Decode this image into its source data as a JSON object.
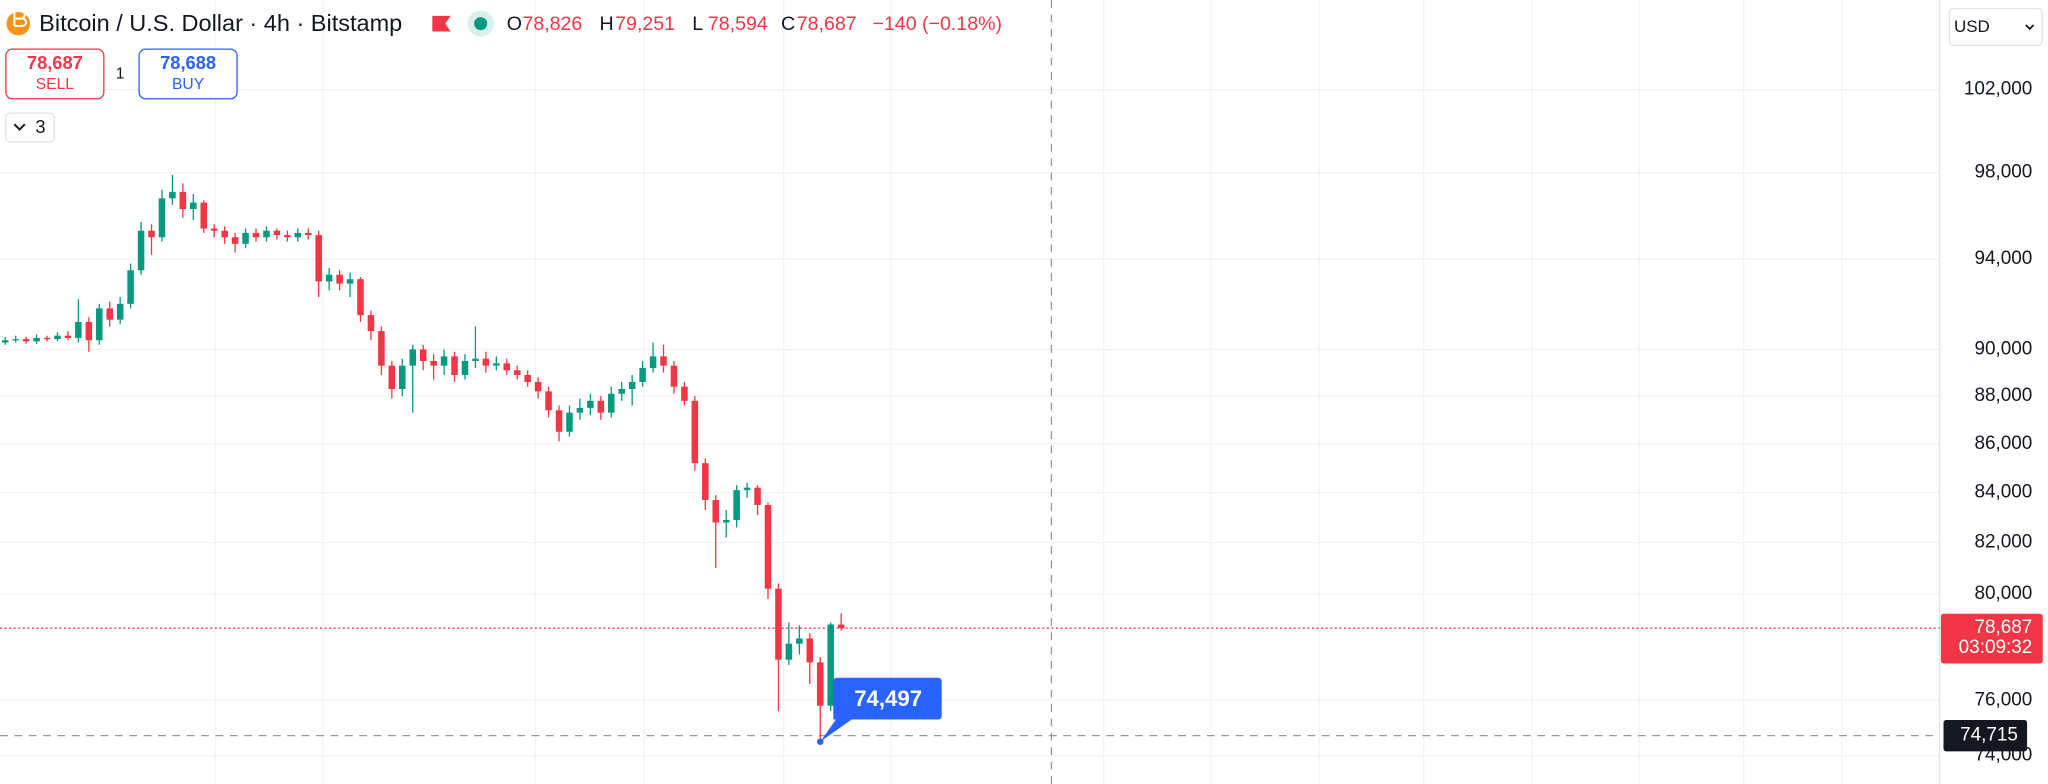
{
  "chart_data": {
    "type": "candlestick",
    "title": "Bitcoin / U.S. Dollar · 4h · Bitstamp",
    "ohlc_header": [
      {
        "label": "O",
        "value": "78,826"
      },
      {
        "label": "H",
        "value": "79,251"
      },
      {
        "label": "L",
        "value": "78,594"
      },
      {
        "label": "C",
        "value": "78,687"
      }
    ],
    "change": "−140 (−0.18%)",
    "sell": {
      "price": "78,687",
      "label": "SELL"
    },
    "quantity": "1",
    "buy": {
      "price": "78,688",
      "label": "BUY"
    },
    "indicators_count": "3",
    "currency": "USD",
    "up_color": "#089981",
    "down_color": "#f23645",
    "log_scale": true,
    "grid": true,
    "ylim": [
      73000,
      106500
    ],
    "yticks": [
      {
        "value": 74000,
        "label": "74,000"
      },
      {
        "value": 76000,
        "label": "76,000"
      },
      {
        "value": 80000,
        "label": "80,000"
      },
      {
        "value": 82000,
        "label": "82,000"
      },
      {
        "value": 84000,
        "label": "84,000"
      },
      {
        "value": 86000,
        "label": "86,000"
      },
      {
        "value": 88000,
        "label": "88,000"
      },
      {
        "value": 90000,
        "label": "90,000"
      },
      {
        "value": 94000,
        "label": "94,000"
      },
      {
        "value": 98000,
        "label": "98,000"
      },
      {
        "value": 102000,
        "label": "102,000"
      }
    ],
    "open": [
      90300,
      90400,
      90450,
      90350,
      90500,
      90450,
      90600,
      90500,
      91200,
      90400,
      91800,
      91300,
      92000,
      93500,
      95300,
      95000,
      96800,
      97100,
      96300,
      96600,
      95400,
      95300,
      95000,
      94700,
      95200,
      95000,
      95300,
      95100,
      95000,
      95200,
      95100,
      93000,
      93300,
      92900,
      93100,
      91500,
      90800,
      89300,
      88300,
      89300,
      90000,
      89500,
      89300,
      89700,
      88900,
      89500,
      89600,
      89300,
      89400,
      89100,
      88900,
      88600,
      88200,
      87400,
      86500,
      87300,
      87500,
      87800,
      87300,
      88100,
      88300,
      88600,
      89200,
      89700,
      89300,
      88400,
      87800,
      85200,
      83700,
      82800,
      82900,
      84100,
      84200,
      83500,
      80200,
      77500,
      78100,
      78300,
      77400,
      75800,
      78826
    ],
    "high": [
      90550,
      90600,
      90550,
      90650,
      90600,
      90750,
      90800,
      92200,
      91400,
      92000,
      92100,
      92300,
      93800,
      95700,
      95600,
      97200,
      97900,
      97500,
      97000,
      96700,
      95600,
      95500,
      95200,
      95400,
      95400,
      95500,
      95400,
      95300,
      95400,
      95400,
      95300,
      93600,
      93500,
      93400,
      93200,
      91700,
      91000,
      89500,
      89600,
      90200,
      90200,
      89800,
      90000,
      89900,
      89800,
      91000,
      89900,
      89700,
      89600,
      89300,
      89100,
      88800,
      88400,
      87600,
      87600,
      87900,
      88100,
      88000,
      88400,
      88600,
      88900,
      89500,
      90300,
      90200,
      89500,
      88600,
      88000,
      85400,
      83900,
      83300,
      84300,
      84400,
      84300,
      83600,
      80400,
      78900,
      78800,
      78500,
      77600,
      78900,
      79251
    ],
    "low": [
      90200,
      90300,
      90250,
      90250,
      90350,
      90350,
      90400,
      90300,
      89900,
      90200,
      91000,
      91100,
      91800,
      93300,
      94200,
      94800,
      96500,
      95900,
      95800,
      95200,
      95000,
      94700,
      94300,
      94500,
      94800,
      94800,
      94900,
      94800,
      94800,
      94900,
      92300,
      92600,
      92600,
      92300,
      91200,
      90400,
      88900,
      87900,
      88000,
      87300,
      89100,
      88700,
      88900,
      88600,
      88700,
      89200,
      89000,
      89100,
      88900,
      88700,
      88400,
      87900,
      87100,
      86100,
      86300,
      87000,
      87200,
      87000,
      87100,
      87800,
      87600,
      88400,
      89000,
      89000,
      88100,
      87600,
      84900,
      83300,
      81000,
      82200,
      82600,
      83800,
      83100,
      79800,
      75600,
      77300,
      77700,
      76600,
      74497,
      75600,
      78594
    ],
    "close": [
      90400,
      90450,
      90350,
      90500,
      90450,
      90600,
      90500,
      91200,
      90400,
      91800,
      91300,
      92000,
      93500,
      95300,
      95000,
      96800,
      97100,
      96300,
      96600,
      95400,
      95300,
      95000,
      94700,
      95200,
      95000,
      95300,
      95100,
      95000,
      95200,
      95100,
      93000,
      93300,
      92900,
      93100,
      91500,
      90800,
      89300,
      88300,
      89300,
      90000,
      89500,
      89300,
      89700,
      88900,
      89500,
      89600,
      89300,
      89400,
      89100,
      88900,
      88600,
      88200,
      87400,
      86500,
      87300,
      87500,
      87800,
      87300,
      88100,
      88300,
      88600,
      89200,
      89700,
      89300,
      88400,
      87800,
      85200,
      83700,
      82800,
      82900,
      84100,
      84200,
      83500,
      80200,
      77500,
      78100,
      78300,
      77400,
      75800,
      78826,
      78687
    ],
    "last_price": {
      "value": 78687,
      "label": "78,687"
    },
    "countdown": "03:09:32",
    "crosshair_price": {
      "value": 74715,
      "label": "74,715"
    },
    "low_callout": {
      "value": 74497,
      "label": "74,497"
    }
  }
}
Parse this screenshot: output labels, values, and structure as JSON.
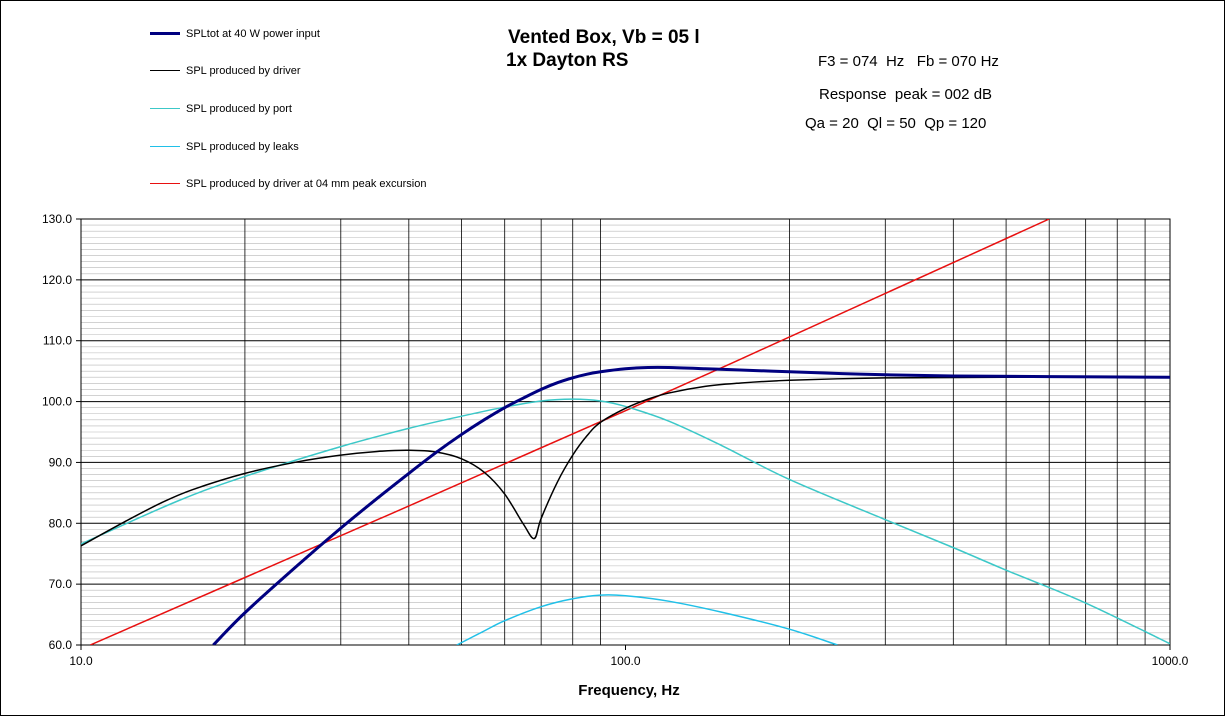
======
▶ [Instructions for the task] Search the entries for the word "JSON", then gather every line that has it.

▶ [Written response]
Decode this image into its source data as a JSON object.
Parse this screenshot: output labels, values, and structure as JSON.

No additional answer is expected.